---------- Entries provided ----------
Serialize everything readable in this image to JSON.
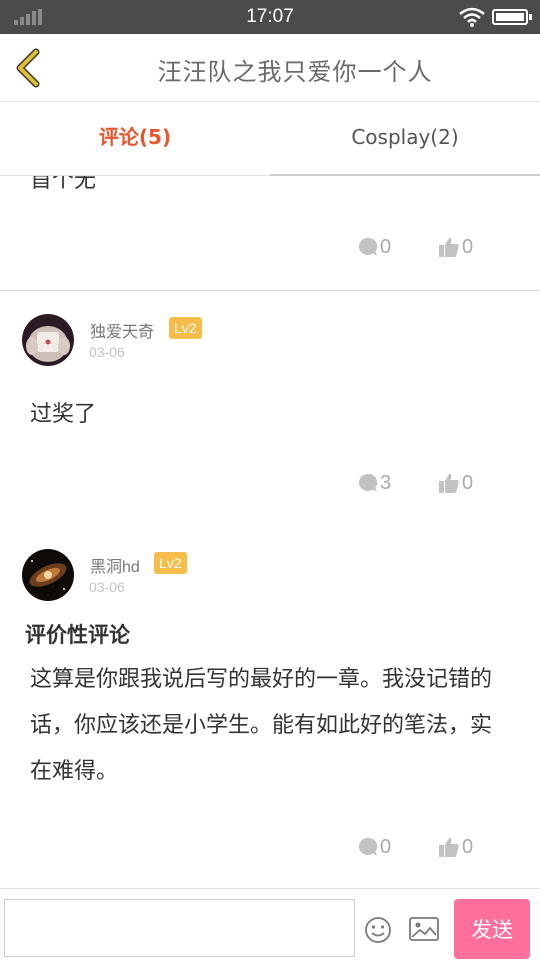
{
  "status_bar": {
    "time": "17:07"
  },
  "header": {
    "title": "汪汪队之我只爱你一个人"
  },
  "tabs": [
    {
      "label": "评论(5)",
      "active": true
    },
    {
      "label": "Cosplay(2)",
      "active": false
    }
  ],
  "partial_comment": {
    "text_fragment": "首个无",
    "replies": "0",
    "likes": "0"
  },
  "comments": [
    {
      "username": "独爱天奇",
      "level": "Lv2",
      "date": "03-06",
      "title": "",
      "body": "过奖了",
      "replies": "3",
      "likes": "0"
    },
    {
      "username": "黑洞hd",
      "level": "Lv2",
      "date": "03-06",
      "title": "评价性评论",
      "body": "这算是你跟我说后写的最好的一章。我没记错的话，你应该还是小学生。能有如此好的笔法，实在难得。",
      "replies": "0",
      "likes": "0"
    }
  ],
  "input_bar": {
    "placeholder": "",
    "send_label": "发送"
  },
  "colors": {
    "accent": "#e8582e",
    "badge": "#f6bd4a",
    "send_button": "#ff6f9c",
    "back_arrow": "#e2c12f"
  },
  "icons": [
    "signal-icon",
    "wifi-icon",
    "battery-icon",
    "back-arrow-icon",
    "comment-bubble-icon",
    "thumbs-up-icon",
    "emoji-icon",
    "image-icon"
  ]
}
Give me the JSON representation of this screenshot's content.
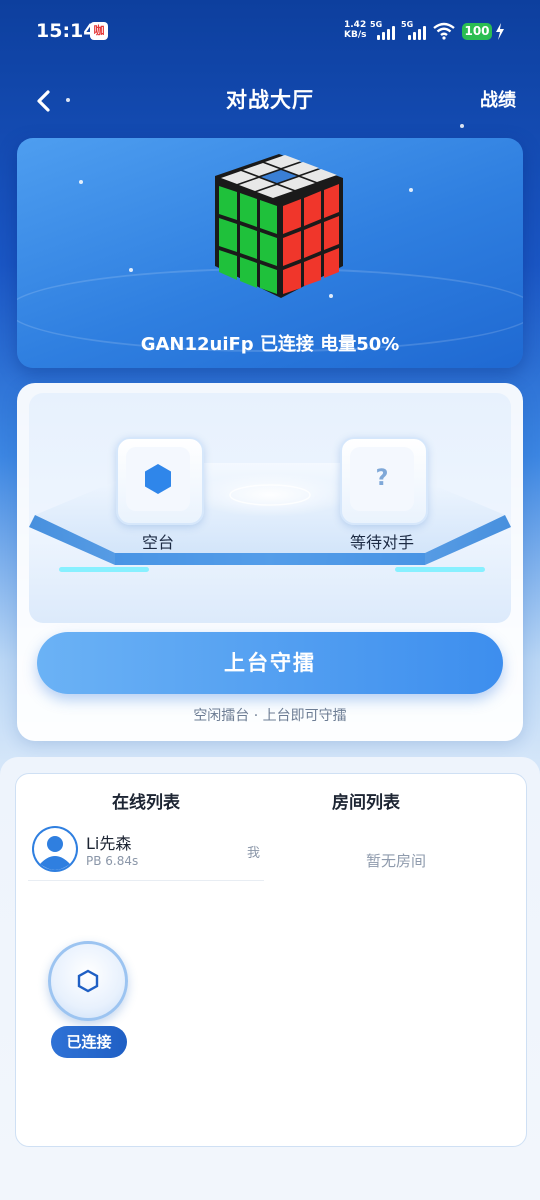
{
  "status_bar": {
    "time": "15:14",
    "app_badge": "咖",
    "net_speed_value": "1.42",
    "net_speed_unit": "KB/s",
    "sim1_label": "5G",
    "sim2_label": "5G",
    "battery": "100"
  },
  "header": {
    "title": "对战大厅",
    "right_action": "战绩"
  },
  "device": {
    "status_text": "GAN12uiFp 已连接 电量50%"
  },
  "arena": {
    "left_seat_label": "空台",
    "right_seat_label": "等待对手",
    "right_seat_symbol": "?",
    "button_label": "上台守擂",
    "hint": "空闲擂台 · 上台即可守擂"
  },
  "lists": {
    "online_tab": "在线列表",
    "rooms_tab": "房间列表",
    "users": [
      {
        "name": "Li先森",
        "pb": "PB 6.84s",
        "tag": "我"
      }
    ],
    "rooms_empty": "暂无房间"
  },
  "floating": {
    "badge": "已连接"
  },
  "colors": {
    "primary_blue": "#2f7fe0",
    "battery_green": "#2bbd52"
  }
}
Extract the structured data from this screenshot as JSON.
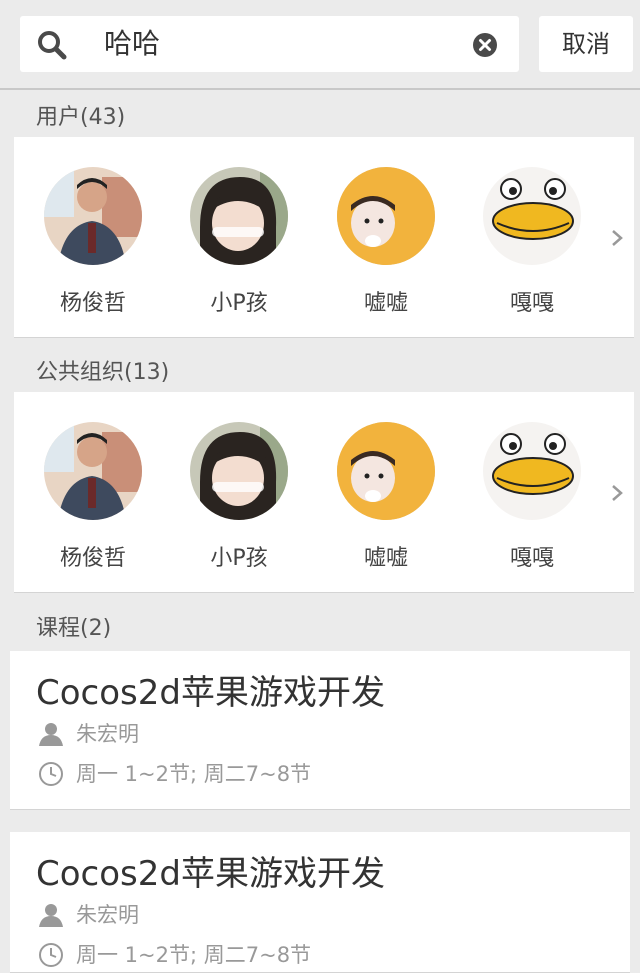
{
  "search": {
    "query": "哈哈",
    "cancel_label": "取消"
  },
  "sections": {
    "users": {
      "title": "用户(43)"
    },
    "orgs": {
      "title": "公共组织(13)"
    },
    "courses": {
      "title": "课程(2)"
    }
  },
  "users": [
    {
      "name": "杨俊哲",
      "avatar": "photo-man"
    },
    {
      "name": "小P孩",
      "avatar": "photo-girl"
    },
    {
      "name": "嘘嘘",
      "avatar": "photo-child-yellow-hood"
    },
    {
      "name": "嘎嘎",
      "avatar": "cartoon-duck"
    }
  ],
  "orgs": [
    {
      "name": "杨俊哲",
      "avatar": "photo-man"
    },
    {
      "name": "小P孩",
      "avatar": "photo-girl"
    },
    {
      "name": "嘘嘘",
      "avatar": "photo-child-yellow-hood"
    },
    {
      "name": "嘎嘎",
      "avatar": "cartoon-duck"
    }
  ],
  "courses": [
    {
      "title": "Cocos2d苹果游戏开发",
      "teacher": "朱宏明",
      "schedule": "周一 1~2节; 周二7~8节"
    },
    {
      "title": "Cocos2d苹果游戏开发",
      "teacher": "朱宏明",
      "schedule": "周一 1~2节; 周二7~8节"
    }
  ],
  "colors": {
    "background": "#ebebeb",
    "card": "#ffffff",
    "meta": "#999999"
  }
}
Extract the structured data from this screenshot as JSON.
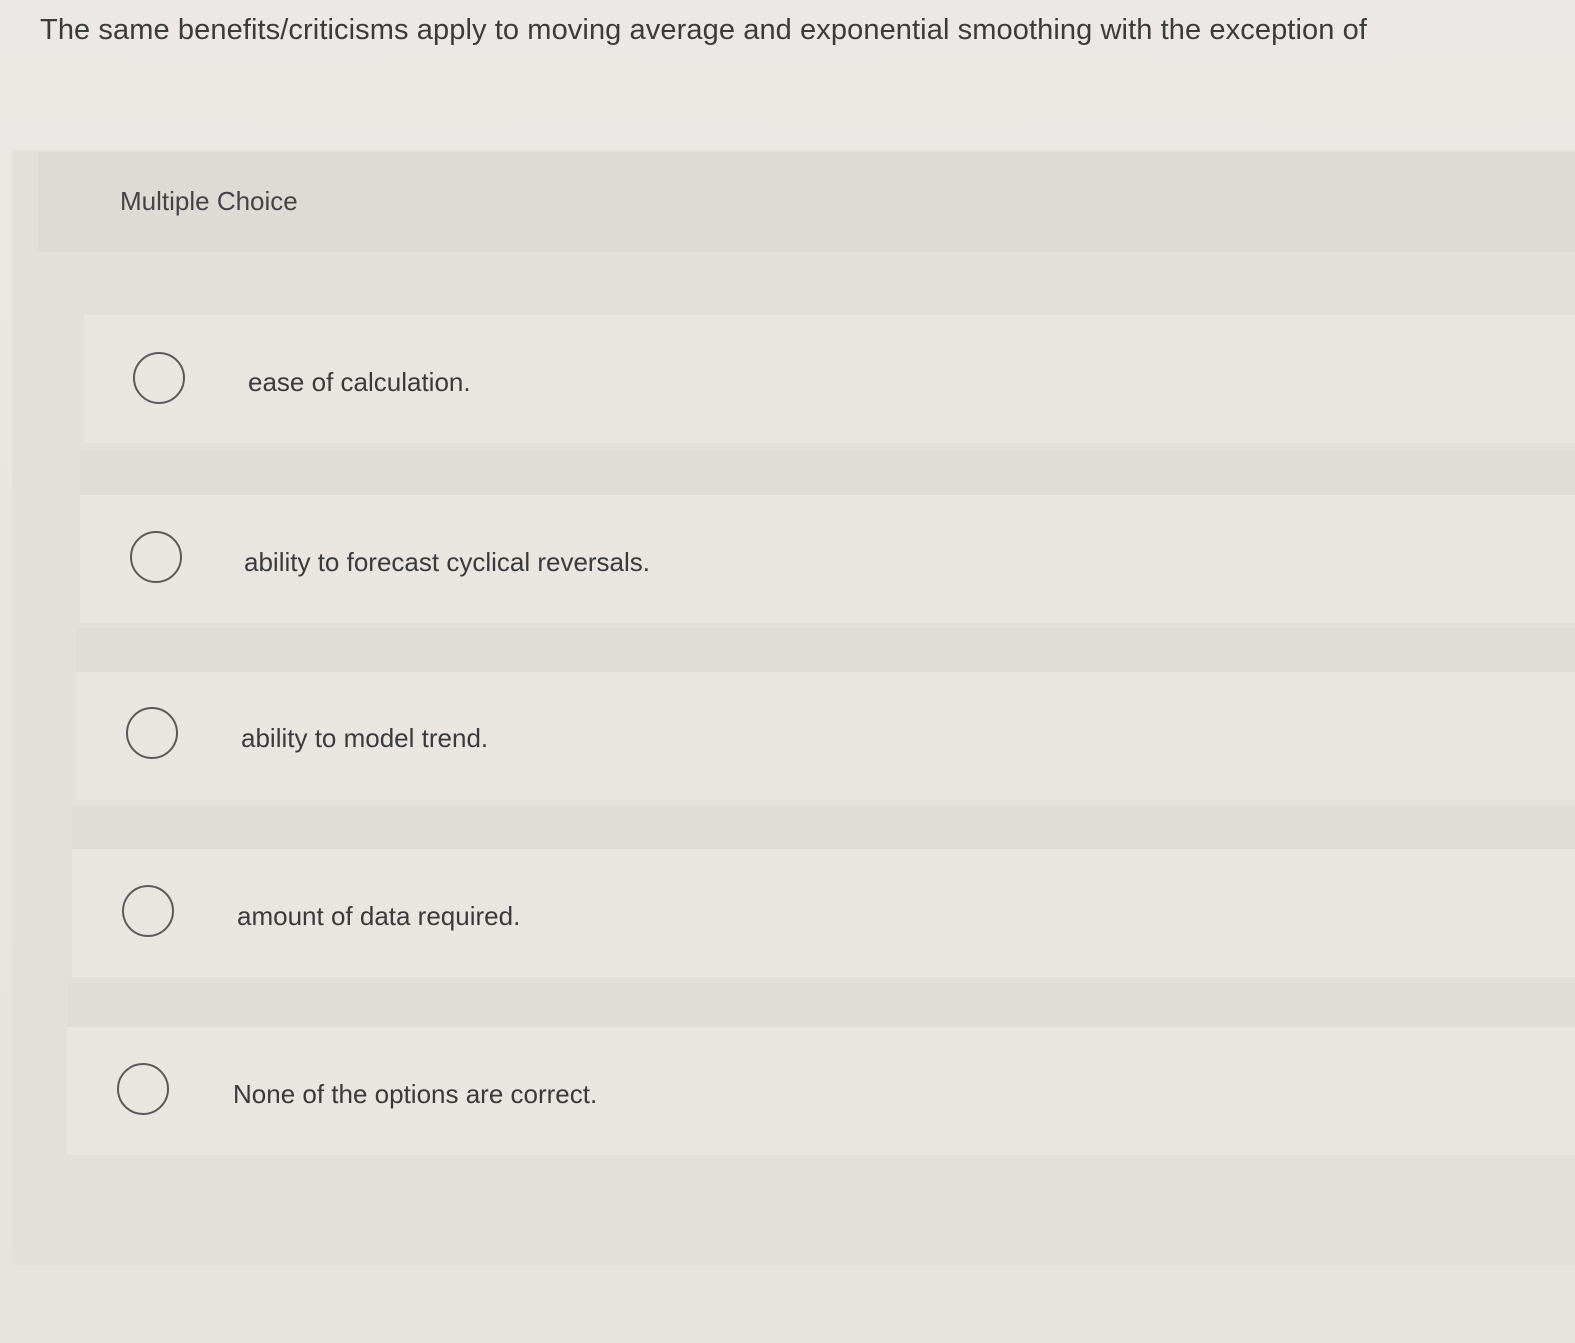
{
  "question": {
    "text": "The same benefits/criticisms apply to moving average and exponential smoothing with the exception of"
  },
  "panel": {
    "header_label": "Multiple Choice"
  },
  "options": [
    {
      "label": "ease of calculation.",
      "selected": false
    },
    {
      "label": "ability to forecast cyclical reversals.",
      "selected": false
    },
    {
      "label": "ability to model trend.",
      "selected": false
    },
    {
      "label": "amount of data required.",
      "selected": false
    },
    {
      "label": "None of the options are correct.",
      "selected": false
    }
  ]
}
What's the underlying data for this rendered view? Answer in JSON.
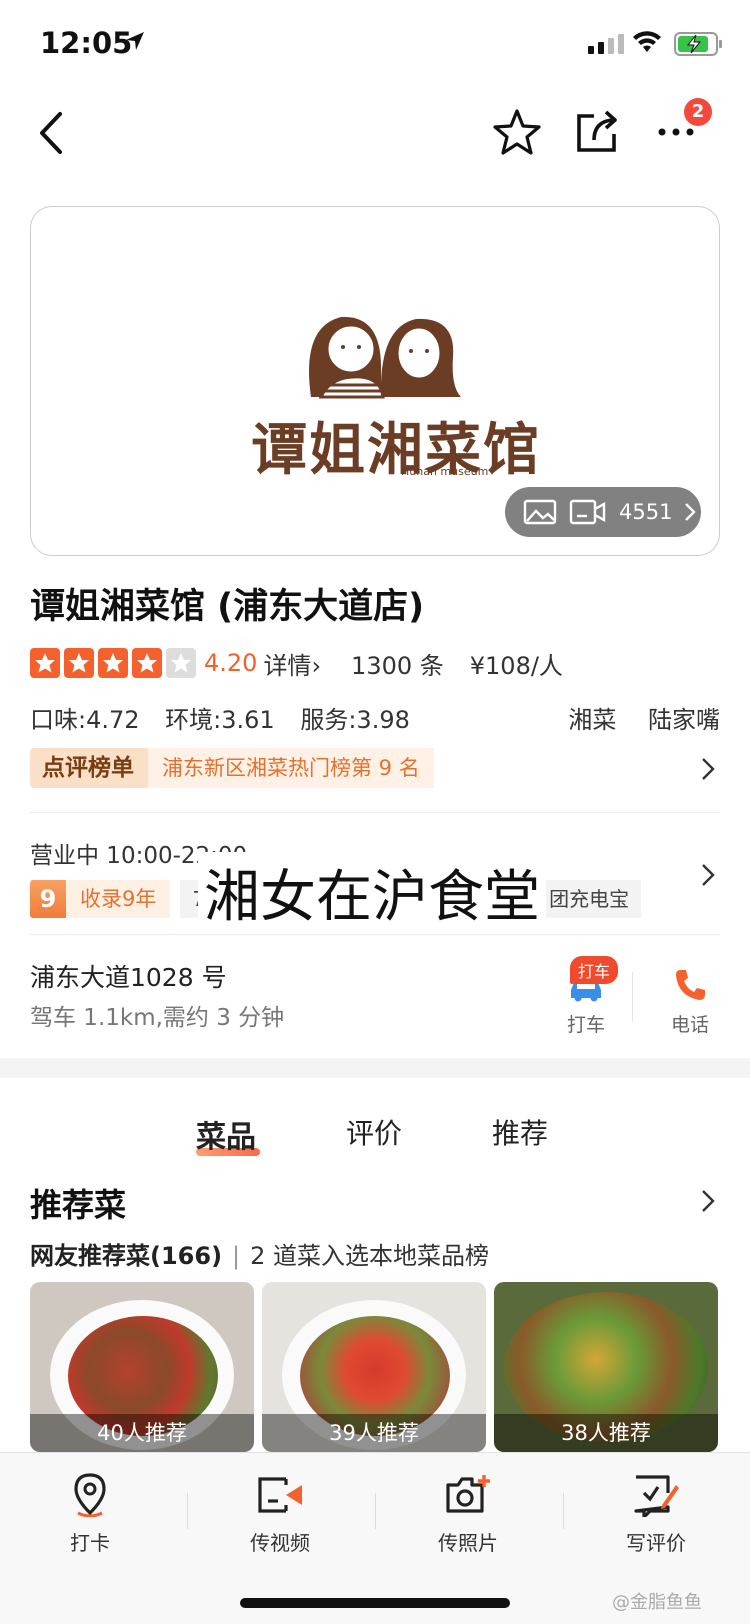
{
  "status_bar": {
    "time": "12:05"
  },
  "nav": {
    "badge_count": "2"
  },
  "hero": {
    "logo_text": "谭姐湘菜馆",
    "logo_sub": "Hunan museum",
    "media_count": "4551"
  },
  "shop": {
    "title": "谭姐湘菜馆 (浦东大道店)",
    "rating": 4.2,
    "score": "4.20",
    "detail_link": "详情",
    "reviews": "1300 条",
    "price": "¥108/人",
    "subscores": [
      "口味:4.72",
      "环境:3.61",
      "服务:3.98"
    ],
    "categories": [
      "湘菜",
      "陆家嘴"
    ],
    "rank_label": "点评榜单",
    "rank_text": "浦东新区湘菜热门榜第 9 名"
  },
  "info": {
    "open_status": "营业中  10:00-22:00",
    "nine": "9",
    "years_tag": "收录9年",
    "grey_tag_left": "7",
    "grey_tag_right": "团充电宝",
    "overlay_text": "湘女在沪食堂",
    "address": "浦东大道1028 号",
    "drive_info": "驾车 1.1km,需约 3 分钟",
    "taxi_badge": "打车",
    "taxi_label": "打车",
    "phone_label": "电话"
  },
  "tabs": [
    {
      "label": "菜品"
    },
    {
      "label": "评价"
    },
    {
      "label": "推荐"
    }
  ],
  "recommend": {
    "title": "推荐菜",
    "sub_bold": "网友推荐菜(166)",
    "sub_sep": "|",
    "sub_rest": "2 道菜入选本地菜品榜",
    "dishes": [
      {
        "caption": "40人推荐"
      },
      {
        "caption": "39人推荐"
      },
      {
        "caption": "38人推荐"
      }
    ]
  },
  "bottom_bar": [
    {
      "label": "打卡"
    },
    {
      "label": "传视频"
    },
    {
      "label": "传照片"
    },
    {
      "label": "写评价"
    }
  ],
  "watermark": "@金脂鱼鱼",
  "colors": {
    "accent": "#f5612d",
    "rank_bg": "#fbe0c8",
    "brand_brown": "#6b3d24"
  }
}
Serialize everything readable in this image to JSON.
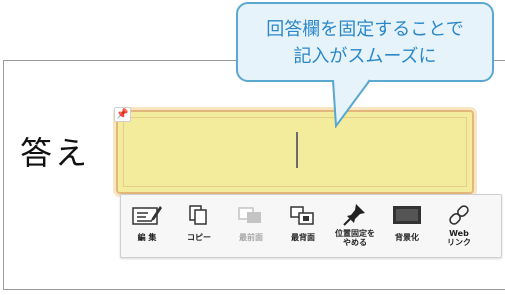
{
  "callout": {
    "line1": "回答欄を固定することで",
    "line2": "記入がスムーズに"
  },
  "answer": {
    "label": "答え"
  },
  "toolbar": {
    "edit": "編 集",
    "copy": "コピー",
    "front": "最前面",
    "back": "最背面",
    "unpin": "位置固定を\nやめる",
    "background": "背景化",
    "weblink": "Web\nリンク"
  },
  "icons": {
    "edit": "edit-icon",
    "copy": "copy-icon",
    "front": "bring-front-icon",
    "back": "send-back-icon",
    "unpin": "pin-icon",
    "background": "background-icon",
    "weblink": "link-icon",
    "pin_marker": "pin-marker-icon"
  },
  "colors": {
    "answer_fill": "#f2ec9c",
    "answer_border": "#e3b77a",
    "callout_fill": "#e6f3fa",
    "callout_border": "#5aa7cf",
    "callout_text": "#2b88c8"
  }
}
----------
Goal of the exercise:
Reproduce all entries without any change, and omit the pictures.

Task response:
Serialize everything readable in this image to JSON.
{
  "status_bar": {
    "time": "17:07"
  },
  "header": {
    "title": "汪汪队之我只爱你一个人"
  },
  "tabs": [
    {
      "label": "评论(5)",
      "active": true
    },
    {
      "label": "Cosplay(2)",
      "active": false
    }
  ],
  "partial_comment": {
    "text_fragment": "首个无",
    "replies": "0",
    "likes": "0"
  },
  "comments": [
    {
      "username": "独爱天奇",
      "level": "Lv2",
      "date": "03-06",
      "title": "",
      "body": "过奖了",
      "replies": "3",
      "likes": "0"
    },
    {
      "username": "黑洞hd",
      "level": "Lv2",
      "date": "03-06",
      "title": "评价性评论",
      "body": "这算是你跟我说后写的最好的一章。我没记错的话，你应该还是小学生。能有如此好的笔法，实在难得。",
      "replies": "0",
      "likes": "0"
    }
  ],
  "input_bar": {
    "placeholder": "",
    "send_label": "发送"
  },
  "colors": {
    "accent": "#e8582e",
    "badge": "#f6bd4a",
    "send_button": "#ff6f9c",
    "back_arrow": "#e2c12f"
  },
  "icons": [
    "signal-icon",
    "wifi-icon",
    "battery-icon",
    "back-arrow-icon",
    "comment-bubble-icon",
    "thumbs-up-icon",
    "emoji-icon",
    "image-icon"
  ]
}
Give me the JSON representation of this screenshot's content.
{
  "status_bar": {
    "time": "15:14",
    "app_badge": "咖",
    "net_speed_value": "1.42",
    "net_speed_unit": "KB/s",
    "sim1_label": "5G",
    "sim2_label": "5G",
    "battery": "100"
  },
  "header": {
    "title": "对战大厅",
    "right_action": "战绩"
  },
  "device": {
    "status_text": "GAN12uiFp 已连接 电量50%"
  },
  "arena": {
    "left_seat_label": "空台",
    "right_seat_label": "等待对手",
    "right_seat_symbol": "?",
    "button_label": "上台守擂",
    "hint": "空闲擂台 · 上台即可守擂"
  },
  "lists": {
    "online_tab": "在线列表",
    "rooms_tab": "房间列表",
    "users": [
      {
        "name": "Li先森",
        "pb": "PB 6.84s",
        "tag": "我"
      }
    ],
    "rooms_empty": "暂无房间"
  },
  "floating": {
    "badge": "已连接"
  },
  "colors": {
    "primary_blue": "#2f7fe0",
    "battery_green": "#2bbd52"
  }
}
Extract the structured data from this screenshot as JSON.
{
  "search": {
    "query": "哈哈",
    "cancel_label": "取消"
  },
  "sections": {
    "users": {
      "title": "用户(43)"
    },
    "orgs": {
      "title": "公共组织(13)"
    },
    "courses": {
      "title": "课程(2)"
    }
  },
  "users": [
    {
      "name": "杨俊哲",
      "avatar": "photo-man"
    },
    {
      "name": "小P孩",
      "avatar": "photo-girl"
    },
    {
      "name": "嘘嘘",
      "avatar": "photo-child-yellow-hood"
    },
    {
      "name": "嘎嘎",
      "avatar": "cartoon-duck"
    }
  ],
  "orgs": [
    {
      "name": "杨俊哲",
      "avatar": "photo-man"
    },
    {
      "name": "小P孩",
      "avatar": "photo-girl"
    },
    {
      "name": "嘘嘘",
      "avatar": "photo-child-yellow-hood"
    },
    {
      "name": "嘎嘎",
      "avatar": "cartoon-duck"
    }
  ],
  "courses": [
    {
      "title": "Cocos2d苹果游戏开发",
      "teacher": "朱宏明",
      "schedule": "周一 1~2节; 周二7~8节"
    },
    {
      "title": "Cocos2d苹果游戏开发",
      "teacher": "朱宏明",
      "schedule": "周一 1~2节; 周二7~8节"
    }
  ],
  "colors": {
    "background": "#ebebeb",
    "card": "#ffffff",
    "meta": "#999999"
  }
}
Extract the structured data from this screenshot as JSON.
{
  "question": {
    "text": "The same benefits/criticisms apply to moving average and exponential smoothing with the exception of"
  },
  "panel": {
    "header_label": "Multiple Choice"
  },
  "options": [
    {
      "label": "ease of calculation.",
      "selected": false
    },
    {
      "label": "ability to forecast cyclical reversals.",
      "selected": false
    },
    {
      "label": "ability to model trend.",
      "selected": false
    },
    {
      "label": "amount of data required.",
      "selected": false
    },
    {
      "label": "None of the options are correct.",
      "selected": false
    }
  ]
}
What's the underlying data for this rendered view? Answer in JSON.
{
  "status_bar": {
    "time": "12:05"
  },
  "nav": {
    "badge_count": "2"
  },
  "hero": {
    "logo_text": "谭姐湘菜馆",
    "logo_sub": "Hunan museum",
    "media_count": "4551"
  },
  "shop": {
    "title": "谭姐湘菜馆 (浦东大道店)",
    "rating": 4.2,
    "score": "4.20",
    "detail_link": "详情",
    "reviews": "1300 条",
    "price": "¥108/人",
    "subscores": [
      "口味:4.72",
      "环境:3.61",
      "服务:3.98"
    ],
    "categories": [
      "湘菜",
      "陆家嘴"
    ],
    "rank_label": "点评榜单",
    "rank_text": "浦东新区湘菜热门榜第 9 名"
  },
  "info": {
    "open_status": "营业中  10:00-22:00",
    "nine": "9",
    "years_tag": "收录9年",
    "grey_tag_left": "7",
    "grey_tag_right": "团充电宝",
    "overlay_text": "湘女在沪食堂",
    "address": "浦东大道1028 号",
    "drive_info": "驾车 1.1km,需约 3 分钟",
    "taxi_badge": "打车",
    "taxi_label": "打车",
    "phone_label": "电话"
  },
  "tabs": [
    {
      "label": "菜品"
    },
    {
      "label": "评价"
    },
    {
      "label": "推荐"
    }
  ],
  "recommend": {
    "title": "推荐菜",
    "sub_bold": "网友推荐菜(166)",
    "sub_sep": "|",
    "sub_rest": "2 道菜入选本地菜品榜",
    "dishes": [
      {
        "caption": "40人推荐"
      },
      {
        "caption": "39人推荐"
      },
      {
        "caption": "38人推荐"
      }
    ]
  },
  "bottom_bar": [
    {
      "label": "打卡"
    },
    {
      "label": "传视频"
    },
    {
      "label": "传照片"
    },
    {
      "label": "写评价"
    }
  ],
  "watermark": "@金脂鱼鱼",
  "colors": {
    "accent": "#f5612d",
    "rank_bg": "#fbe0c8",
    "brand_brown": "#6b3d24"
  }
}
Serialize everything readable in this image to JSON.
{
  "callout": {
    "line1": "回答欄を固定することで",
    "line2": "記入がスムーズに"
  },
  "answer": {
    "label": "答え"
  },
  "toolbar": {
    "edit": "編 集",
    "copy": "コピー",
    "front": "最前面",
    "back": "最背面",
    "unpin": "位置固定を\nやめる",
    "background": "背景化",
    "weblink": "Web\nリンク"
  },
  "icons": {
    "edit": "edit-icon",
    "copy": "copy-icon",
    "front": "bring-front-icon",
    "back": "send-back-icon",
    "unpin": "pin-icon",
    "background": "background-icon",
    "weblink": "link-icon",
    "pin_marker": "pin-marker-icon"
  },
  "colors": {
    "answer_fill": "#f2ec9c",
    "answer_border": "#e3b77a",
    "callout_fill": "#e6f3fa",
    "callout_border": "#5aa7cf",
    "callout_text": "#2b88c8"
  }
}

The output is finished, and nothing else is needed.